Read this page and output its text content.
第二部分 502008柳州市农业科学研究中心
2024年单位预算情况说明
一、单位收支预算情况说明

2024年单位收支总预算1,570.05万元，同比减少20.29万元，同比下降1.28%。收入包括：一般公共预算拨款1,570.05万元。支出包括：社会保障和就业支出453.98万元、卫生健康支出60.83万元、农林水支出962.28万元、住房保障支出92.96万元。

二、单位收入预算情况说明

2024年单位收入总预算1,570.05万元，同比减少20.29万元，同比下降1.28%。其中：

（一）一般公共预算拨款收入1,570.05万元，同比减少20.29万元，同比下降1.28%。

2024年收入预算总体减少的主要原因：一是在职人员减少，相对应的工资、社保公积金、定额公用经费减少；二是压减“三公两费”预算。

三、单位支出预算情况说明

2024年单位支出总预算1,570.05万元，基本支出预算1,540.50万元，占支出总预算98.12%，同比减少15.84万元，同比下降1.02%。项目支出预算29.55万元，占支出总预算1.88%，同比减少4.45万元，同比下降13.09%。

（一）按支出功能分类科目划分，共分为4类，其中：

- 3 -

• THE REQUEST
Retype the data in full and match it exactly.

• FULL OUTPUT
Read this page and output its text content.
第二部分 502008柳州市农业科学研究中心
2024年单位预算情况说明
一、单位收支预算情况说明

2024年单位收支总预算1,570.05万元，同比减少20.29万元，同比下降1.28%。收入包括：一般公共预算拨款1,570.05万元。支出包括：社会保障和就业支出453.98万元、卫生健康支出60.83万元、农林水支出962.28万元、住房保障支出92.96万元。

二、单位收入预算情况说明

2024年单位收入总预算1,570.05万元，同比减少20.29万元，同比下降1.28%。其中：

（一）一般公共预算拨款收入1,570.05万元，同比减少20.29万元，同比下降1.28%。

2024年收入预算总体减少的主要原因：一是在职人员减少，相对应的工资、社保公积金、定额公用经费减少；二是压减“三公两费”预算。

三、单位支出预算情况说明

2024年单位支出总预算1,570.05万元，基本支出预算1,540.50万元，占支出总预算98.12%，同比减少15.84万元，同比下降1.02%。项目支出预算29.55万元，占支出总预算1.88%，同比减少4.45万元，同比下降13.09%。

（一）按支出功能分类科目划分，共分为4类，其中：

- 3 -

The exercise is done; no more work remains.